__DESCRIPTION OF THE TASK__:
Each line that follows should be printed again exactly as it stands.

[Entries taken from a collection]

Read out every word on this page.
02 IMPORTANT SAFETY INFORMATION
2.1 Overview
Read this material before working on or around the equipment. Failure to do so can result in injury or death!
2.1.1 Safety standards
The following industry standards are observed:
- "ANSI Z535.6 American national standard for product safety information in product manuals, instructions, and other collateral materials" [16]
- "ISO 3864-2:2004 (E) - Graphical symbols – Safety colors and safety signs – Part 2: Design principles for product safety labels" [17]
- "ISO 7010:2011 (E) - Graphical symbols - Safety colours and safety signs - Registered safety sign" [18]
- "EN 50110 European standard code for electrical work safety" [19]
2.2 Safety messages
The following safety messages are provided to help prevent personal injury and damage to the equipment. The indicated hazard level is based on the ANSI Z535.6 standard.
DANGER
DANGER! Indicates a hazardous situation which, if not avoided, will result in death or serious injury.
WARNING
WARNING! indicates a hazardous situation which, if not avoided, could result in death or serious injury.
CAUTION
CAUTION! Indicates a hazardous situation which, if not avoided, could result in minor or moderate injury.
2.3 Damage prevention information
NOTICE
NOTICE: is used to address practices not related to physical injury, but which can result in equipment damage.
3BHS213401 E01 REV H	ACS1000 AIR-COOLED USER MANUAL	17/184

__ANSWER IN FULL__:
Read out every word on this page.
02 IMPORTANT SAFETY INFORMATION
2.1 Overview
Read this material before working on or around the equipment. Failure to do so can result in injury or death!
2.1.1 Safety standards
The following industry standards are observed:
- "ANSI Z535.6 American national standard for product safety information in product manuals, instructions, and other collateral materials" [16]
- "ISO 3864-2:2004 (E) - Graphical symbols – Safety colors and safety signs – Part 2: Design principles for product safety labels" [17]
- "ISO 7010:2011 (E) - Graphical symbols - Safety colours and safety signs - Registered safety sign" [18]
- "EN 50110 European standard code for electrical work safety" [19]
2.2 Safety messages
The following safety messages are provided to help prevent personal injury and damage to the equipment. The indicated hazard level is based on the ANSI Z535.6 standard.
DANGER
DANGER! Indicates a hazardous situation which, if not avoided, will result in death or serious injury.
WARNING
WARNING! indicates a hazardous situation which, if not avoided, could result in death or serious injury.
CAUTION
CAUTION! Indicates a hazardous situation which, if not avoided, could result in minor or moderate injury.
2.3 Damage prevention information
NOTICE
NOTICE: is used to address practices not related to physical injury, but which can result in equipment damage.
3BHS213401 E01 REV H	ACS1000 AIR-COOLED USER MANUAL	17/184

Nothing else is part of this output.